Things to do |
(a) In the passage on Wieland's later writings, reproduce the stretch from "He was also" through "composer Anton Schweitzer." word for word.
(b) According to the passage on Wieland's later writings, which work is called Wieland's poetic masterpiece?

Exercise passage |
▬▬▬
He was also a librettist for the Seyler theatrical company of Abel Seyler. Of his later writings the most important are the admirable satire on German provinciality—the most attractive of all his prose writings—Die Abderiten, eine sehr wahrscheinliche Geschichte (A very probable history of the Abderites, 1774), (translated into French by Antoine Gilbert Griffet de Labaume) and the charming poetic romances, Das Wintermärchen (1776), Das Sommermärchen (1777), Geron der Adelige (1777), Pervonte oder die Wünsche (1778), a series culminating with Wieland's poetic masterpiece, the romantic epic of Oberon (1780). In 1780 he created the singspiel Rosamunde with the composer Anton Schweitzer.
▬▬▬
Data for review |
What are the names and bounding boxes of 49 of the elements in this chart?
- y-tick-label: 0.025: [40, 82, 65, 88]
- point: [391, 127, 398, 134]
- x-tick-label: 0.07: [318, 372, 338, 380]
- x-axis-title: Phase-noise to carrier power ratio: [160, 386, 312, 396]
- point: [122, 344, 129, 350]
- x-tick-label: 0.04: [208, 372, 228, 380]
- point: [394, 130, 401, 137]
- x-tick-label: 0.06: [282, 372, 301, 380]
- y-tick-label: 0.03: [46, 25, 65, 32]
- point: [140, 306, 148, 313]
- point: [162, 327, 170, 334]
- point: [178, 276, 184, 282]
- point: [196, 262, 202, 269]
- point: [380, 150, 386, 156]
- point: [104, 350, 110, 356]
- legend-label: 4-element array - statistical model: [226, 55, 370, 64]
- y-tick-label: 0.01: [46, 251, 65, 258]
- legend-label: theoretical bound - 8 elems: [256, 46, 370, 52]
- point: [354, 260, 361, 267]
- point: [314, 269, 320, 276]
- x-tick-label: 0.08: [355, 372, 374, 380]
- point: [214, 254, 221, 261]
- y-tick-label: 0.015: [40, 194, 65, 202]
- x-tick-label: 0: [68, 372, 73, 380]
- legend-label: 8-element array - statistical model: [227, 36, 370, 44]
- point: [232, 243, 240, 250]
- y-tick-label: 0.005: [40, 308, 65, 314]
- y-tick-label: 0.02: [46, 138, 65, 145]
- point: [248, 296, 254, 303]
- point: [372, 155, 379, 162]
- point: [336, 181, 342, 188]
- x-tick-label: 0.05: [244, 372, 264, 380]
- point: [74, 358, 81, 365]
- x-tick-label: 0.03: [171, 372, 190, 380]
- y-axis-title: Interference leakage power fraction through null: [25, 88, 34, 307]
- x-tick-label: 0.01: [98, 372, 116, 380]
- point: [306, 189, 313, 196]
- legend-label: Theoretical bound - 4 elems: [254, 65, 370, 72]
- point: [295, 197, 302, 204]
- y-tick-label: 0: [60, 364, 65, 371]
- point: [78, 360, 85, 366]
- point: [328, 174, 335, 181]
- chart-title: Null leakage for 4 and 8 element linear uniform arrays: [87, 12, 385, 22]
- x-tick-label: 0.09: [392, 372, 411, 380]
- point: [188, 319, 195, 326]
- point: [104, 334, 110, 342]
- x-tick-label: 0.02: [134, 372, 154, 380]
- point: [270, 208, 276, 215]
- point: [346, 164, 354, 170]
▬▬▬
Answers to the problems |
(a)
He was also a librettist for the Seyler theatrical company of Abel Seyler. Of his later writings the most important are the admirable satire on German provinciality—the most attractive of all his prose writings—Die Abderiten, eine sehr wahrscheinliche Geschichte (A very probable history of the Abderites, 1774), (translated into French by Antoine Gilbert Griffet de Labaume) and the charming poetic romances, Das Wintermärchen (1776), Das Sommermärchen (1777), Geron der Adelige (1777), Pervonte oder die Wünsche (1778), a series culminating with Wieland's poetic masterpiece, the romantic epic of Oberon (1780). In 1780 he created the singspiel Rosamunde with the composer Anton Schweitzer.

(b) The romantic epic of Oberon (1780).